* Goal of the exercise *
Retype the records below word for word and omit any image.

* Data to use *
Begin
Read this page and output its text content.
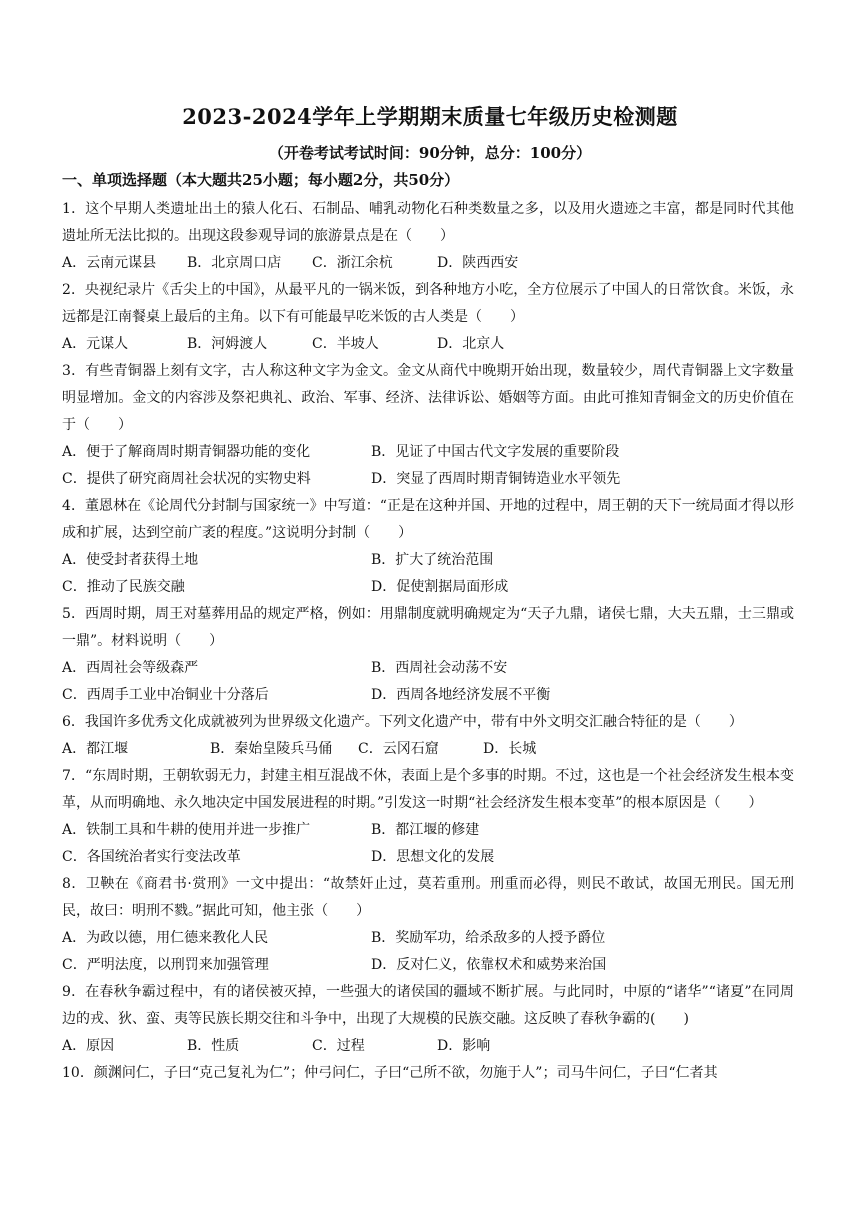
2023-2024学年上学期期末质量七年级历史检测题
（开卷考试考试时间：90分钟，总分：100分）
一、单项选择题（本大题共25小题；每小题2分，共50分）

1．这个早期人类遗址出土的猿人化石、石制品、哺乳动物化石种类数量之多，以及用火遗迹之丰富，都是同时代其他遗址所无法比拟的。出现这段参观导词的旅游景点是在（　　）

A．云南元谋县	B．北京周口店	C．浙江余杭	D．陕西西安

2．央视纪录片《舌尖上的中国》，从最平凡的一锅米饭，到各种地方小吃，全方位展示了中国人的日常饮食。米饭，永远都是江南餐桌上最后的主角。以下有可能最早吃米饭的古人类是（　　）

A．元谋人	B．河姆渡人	C．半坡人	D．北京人

3．有些青铜器上刻有文字，古人称这种文字为金文。金文从商代中晚期开始出现，数量较少，周代青铜器上文字数量明显增加。金文的内容涉及祭祀典礼、政治、军事、经济、法律诉讼、婚姻等方面。由此可推知青铜金文的历史价值在于（　　）

A．便于了解商周时期青铜器功能的变化	B．见证了中国古代文字发展的重要阶段
C．提供了研究商周社会状况的实物史料	D．突显了西周时期青铜铸造业水平领先

4．董恩林在《论周代分封制与国家统一》中写道：“正是在这种并国、开地的过程中，周王朝的天下一统局面才得以形成和扩展，达到空前广袤的程度。”这说明分封制（　　）

A．使受封者获得土地	B．扩大了统治范围
C．推动了民族交融	D．促使割据局面形成

5．西周时期，周王对墓葬用品的规定严格，例如：用鼎制度就明确规定为“天子九鼎，诸侯七鼎，大夫五鼎，士三鼎或一鼎”。材料说明（　　）

A．西周社会等级森严	B．西周社会动荡不安
C．西周手工业中冶铜业十分落后	D．西周各地经济发展不平衡

6．我国许多优秀文化成就被列为世界级文化遗产。下列文化遗产中，带有中外文明交汇融合特征的是（　　）

A．都江堰	B．秦始皇陵兵马俑	C．云冈石窟	D．长城

7．“东周时期，王朝软弱无力，封建主相互混战不休，表面上是个多事的时期。不过，这也是一个社会经济发生根本变革，从而明确地、永久地决定中国发展进程的时期。”引发这一时期“社会经济发生根本变革”的根本原因是（　　）

A．铁制工具和牛耕的使用并进一步推广	B．都江堰的修建
C．各国统治者实行变法改革	D．思想文化的发展

8．卫鞅在《商君书·赏刑》一文中提出：“故禁奸止过，莫若重刑。刑重而必得，则民不敢试，故国无刑民。国无刑民，故曰：明刑不戮。”据此可知，他主张（　　）

A．为政以德，用仁德来教化人民	B．奖励军功，给杀敌多的人授予爵位
C．严明法度，以刑罚来加强管理	D．反对仁义，依靠权术和威势来治国

9．在春秋争霸过程中，有的诸侯被灭掉，一些强大的诸侯国的疆域不断扩展。与此同时，中原的“诸华”“诸夏”在同周边的戎、狄、蛮、夷等民族长期交往和斗争中，出现了大规模的民族交融。这反映了春秋争霸的(　　)

A．原因	B．性质	C．过程	D．影响

10．颜渊问仁，子曰“克己复礼为仁”；仲弓问仁，子曰“己所不欲，勿施于人”；司马牛问仁，子曰“仁者其
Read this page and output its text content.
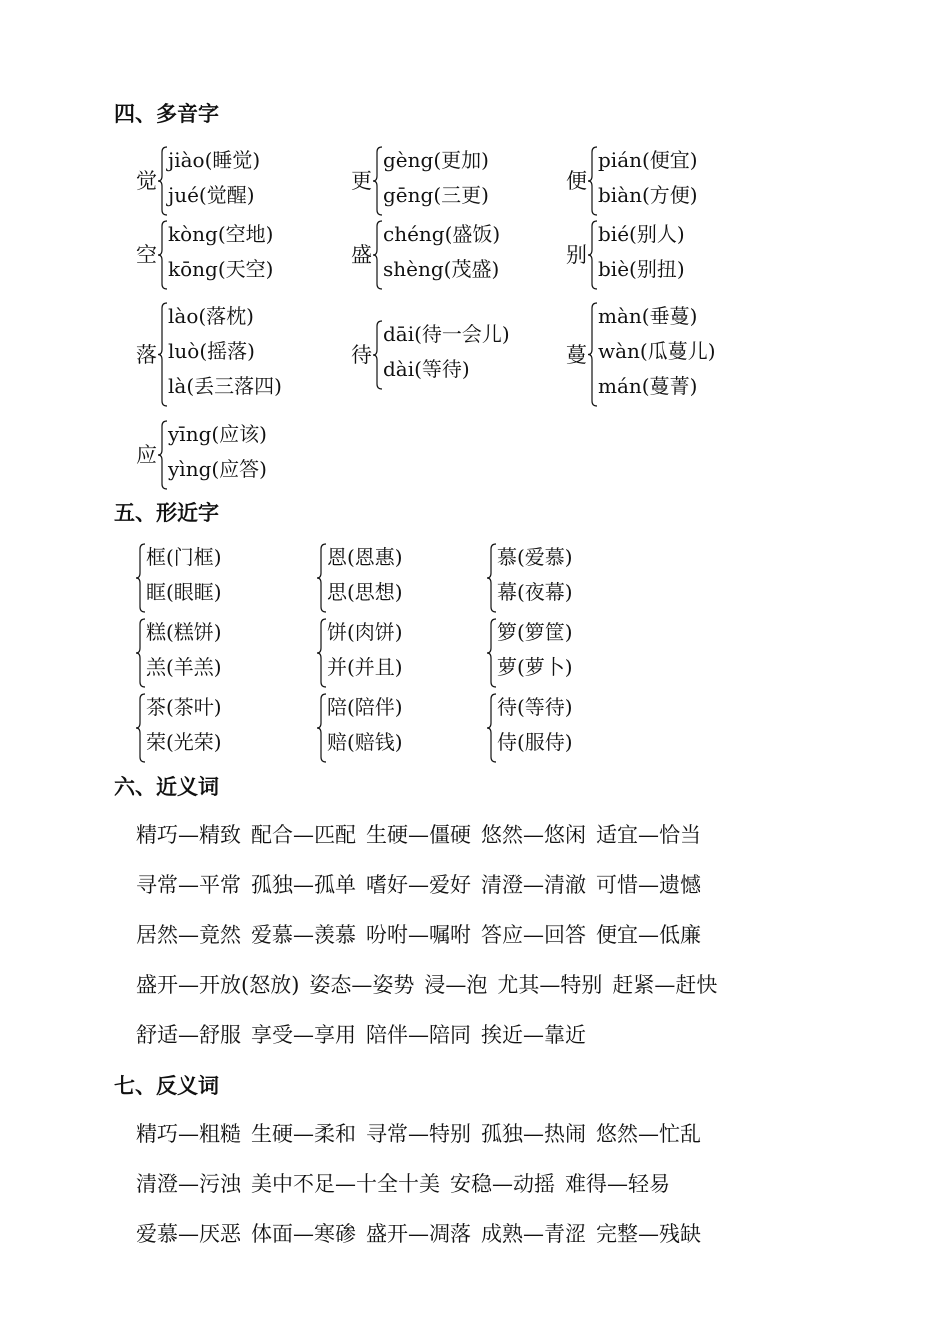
四、多音字
觉
jiào(睡觉)
jué(觉醒)
更
gèng(更加)
gēng(三更)
便
pián(便宜)
biàn(方便)
空
kòng(空地)
kōng(天空)
盛
chéng(盛饭)
shèng(茂盛)
别
bié(别人)
biè(别扭)
落
lào(落枕)
luò(摇落)
là(丢三落四)
待
dāi(待一会儿)
dài(等待)
蔓
màn(垂蔓)
wàn(瓜蔓儿)
mán(蔓菁)
应
yīng(应该)
yìng(应答)
五、形近字
框(门框)
眶(眼眶)
恩(恩惠)
思(思想)
慕(爱慕)
幕(夜幕)
糕(糕饼)
羔(羊羔)
饼(肉饼)
并(并且)
箩(箩筐)
萝(萝卜)
茶(茶叶)
荣(光荣)
陪(陪伴)
赔(赔钱)
待(等待)
侍(服侍)
六、近义词
精巧—精致 配合—匹配 生硬—僵硬 悠然—悠闲 适宜—恰当
寻常—平常 孤独—孤单 嗜好—爱好 清澄—清澈 可惜—遗憾
居然—竟然 爱慕—羡慕 吩咐—嘱咐 答应—回答 便宜—低廉
盛开—开放(怒放) 姿态—姿势 浸—泡 尤其—特别 赶紧—赶快
舒适—舒服 享受—享用 陪伴—陪同 挨近—靠近
七、反义词
精巧—粗糙 生硬—柔和 寻常—特别 孤独—热闹 悠然—忙乱
清澄—污浊 美中不足—十全十美 安稳—动摇 难得—轻易
爱慕—厌恶 体面—寒碜 盛开—凋落 成熟—青涩 完整—残缺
End
* The completed task *
Read this page and output its text content.
2023-2024学年上学期期末质量七年级历史检测题
（开卷考试考试时间：90分钟，总分：100分）
一、单项选择题（本大题共25小题；每小题2分，共50分）

1．这个早期人类遗址出土的猿人化石、石制品、哺乳动物化石种类数量之多，以及用火遗迹之丰富，都是同时代其他遗址所无法比拟的。出现这段参观导词的旅游景点是在（　　）

A．云南元谋县	B．北京周口店	C．浙江余杭	D．陕西西安

2．央视纪录片《舌尖上的中国》，从最平凡的一锅米饭，到各种地方小吃，全方位展示了中国人的日常饮食。米饭，永远都是江南餐桌上最后的主角。以下有可能最早吃米饭的古人类是（　　）

A．元谋人	B．河姆渡人	C．半坡人	D．北京人

3．有些青铜器上刻有文字，古人称这种文字为金文。金文从商代中晚期开始出现，数量较少，周代青铜器上文字数量明显增加。金文的内容涉及祭祀典礼、政治、军事、经济、法律诉讼、婚姻等方面。由此可推知青铜金文的历史价值在于（　　）

A．便于了解商周时期青铜器功能的变化	B．见证了中国古代文字发展的重要阶段
C．提供了研究商周社会状况的实物史料	D．突显了西周时期青铜铸造业水平领先

4．董恩林在《论周代分封制与国家统一》中写道：“正是在这种并国、开地的过程中，周王朝的天下一统局面才得以形成和扩展，达到空前广袤的程度。”这说明分封制（　　）

A．使受封者获得土地	B．扩大了统治范围
C．推动了民族交融	D．促使割据局面形成

5．西周时期，周王对墓葬用品的规定严格，例如：用鼎制度就明确规定为“天子九鼎，诸侯七鼎，大夫五鼎，士三鼎或一鼎”。材料说明（　　）

A．西周社会等级森严	B．西周社会动荡不安
C．西周手工业中冶铜业十分落后	D．西周各地经济发展不平衡

6．我国许多优秀文化成就被列为世界级文化遗产。下列文化遗产中，带有中外文明交汇融合特征的是（　　）

A．都江堰	B．秦始皇陵兵马俑	C．云冈石窟	D．长城

7．“东周时期，王朝软弱无力，封建主相互混战不休，表面上是个多事的时期。不过，这也是一个社会经济发生根本变革，从而明确地、永久地决定中国发展进程的时期。”引发这一时期“社会经济发生根本变革”的根本原因是（　　）

A．铁制工具和牛耕的使用并进一步推广	B．都江堰的修建
C．各国统治者实行变法改革	D．思想文化的发展

8．卫鞅在《商君书·赏刑》一文中提出：“故禁奸止过，莫若重刑。刑重而必得，则民不敢试，故国无刑民。国无刑民，故曰：明刑不戮。”据此可知，他主张（　　）

A．为政以德，用仁德来教化人民	B．奖励军功，给杀敌多的人授予爵位
C．严明法度，以刑罚来加强管理	D．反对仁义，依靠权术和威势来治国

9．在春秋争霸过程中，有的诸侯被灭掉，一些强大的诸侯国的疆域不断扩展。与此同时，中原的“诸华”“诸夏”在同周边的戎、狄、蛮、夷等民族长期交往和斗争中，出现了大规模的民族交融。这反映了春秋争霸的(　　)

A．原因	B．性质	C．过程	D．影响

10．颜渊问仁，子曰“克己复礼为仁”；仲弓问仁，子曰“己所不欲，勿施于人”；司马牛问仁，子曰“仁者其
Read this page and output its text content.
四、多音字
觉
jiào(睡觉)
jué(觉醒)
更
gèng(更加)
gēng(三更)
便
pián(便宜)
biàn(方便)
空
kòng(空地)
kōng(天空)
盛
chéng(盛饭)
shèng(茂盛)
别
bié(别人)
biè(别扭)
落
lào(落枕)
luò(摇落)
là(丢三落四)
待
dāi(待一会儿)
dài(等待)
蔓
màn(垂蔓)
wàn(瓜蔓儿)
mán(蔓菁)
应
yīng(应该)
yìng(应答)
五、形近字
框(门框)
眶(眼眶)
恩(恩惠)
思(思想)
慕(爱慕)
幕(夜幕)
糕(糕饼)
羔(羊羔)
饼(肉饼)
并(并且)
箩(箩筐)
萝(萝卜)
茶(茶叶)
荣(光荣)
陪(陪伴)
赔(赔钱)
待(等待)
侍(服侍)
六、近义词
精巧—精致 配合—匹配 生硬—僵硬 悠然—悠闲 适宜—恰当
寻常—平常 孤独—孤单 嗜好—爱好 清澄—清澈 可惜—遗憾
居然—竟然 爱慕—羡慕 吩咐—嘱咐 答应—回答 便宜—低廉
盛开—开放(怒放) 姿态—姿势 浸—泡 尤其—特别 赶紧—赶快
舒适—舒服 享受—享用 陪伴—陪同 挨近—靠近
七、反义词
精巧—粗糙 生硬—柔和 寻常—特别 孤独—热闹 悠然—忙乱
清澄—污浊 美中不足—十全十美 安稳—动摇 难得—轻易
爱慕—厌恶 体面—寒碜 盛开—凋落 成熟—青涩 完整—残缺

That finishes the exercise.